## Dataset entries
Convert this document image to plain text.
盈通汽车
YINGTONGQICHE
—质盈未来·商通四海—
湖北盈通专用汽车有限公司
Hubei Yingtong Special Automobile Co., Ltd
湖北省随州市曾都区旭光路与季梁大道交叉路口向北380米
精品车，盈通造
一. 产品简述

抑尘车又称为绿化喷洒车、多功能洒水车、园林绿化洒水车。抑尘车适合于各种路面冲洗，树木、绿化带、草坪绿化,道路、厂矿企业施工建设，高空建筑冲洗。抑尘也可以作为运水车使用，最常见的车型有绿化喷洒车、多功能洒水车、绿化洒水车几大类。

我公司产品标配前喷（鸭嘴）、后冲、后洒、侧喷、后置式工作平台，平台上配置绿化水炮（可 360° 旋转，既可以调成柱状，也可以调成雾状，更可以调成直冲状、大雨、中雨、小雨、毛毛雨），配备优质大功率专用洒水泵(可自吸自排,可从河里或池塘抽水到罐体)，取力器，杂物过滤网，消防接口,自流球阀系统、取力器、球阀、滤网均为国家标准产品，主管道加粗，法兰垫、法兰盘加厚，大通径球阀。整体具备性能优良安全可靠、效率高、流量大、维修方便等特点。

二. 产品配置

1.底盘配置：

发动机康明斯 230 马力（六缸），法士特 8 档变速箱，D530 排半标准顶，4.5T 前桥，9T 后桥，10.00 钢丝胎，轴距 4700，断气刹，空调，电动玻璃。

## To be done
Print the whole listing exactly as it is.

## Written reply
Convert this document image to plain text.
盈通汽车
YINGTONGQICHE
—质盈未来·商通四海—
湖北盈通专用汽车有限公司
Hubei Yingtong Special Automobile Co., Ltd
湖北省随州市曾都区旭光路与季梁大道交叉路口向北380米
精品车，盈通造
一. 产品简述

抑尘车又称为绿化喷洒车、多功能洒水车、园林绿化洒水车。抑尘车适合于各种路面冲洗，树木、绿化带、草坪绿化,道路、厂矿企业施工建设，高空建筑冲洗。抑尘也可以作为运水车使用，最常见的车型有绿化喷洒车、多功能洒水车、绿化洒水车几大类。

我公司产品标配前喷（鸭嘴）、后冲、后洒、侧喷、后置式工作平台，平台上配置绿化水炮（可 360° 旋转，既可以调成柱状，也可以调成雾状，更可以调成直冲状、大雨、中雨、小雨、毛毛雨），配备优质大功率专用洒水泵(可自吸自排,可从河里或池塘抽水到罐体)，取力器，杂物过滤网，消防接口,自流球阀系统、取力器、球阀、滤网均为国家标准产品，主管道加粗，法兰垫、法兰盘加厚，大通径球阀。整体具备性能优良安全可靠、效率高、流量大、维修方便等特点。

二. 产品配置

1.底盘配置：

发动机康明斯 230 马力（六缸），法士特 8 档变速箱，D530 排半标准顶，4.5T 前桥，9T 后桥，10.00 钢丝胎，轴距 4700，断气刹，空调，电动玻璃。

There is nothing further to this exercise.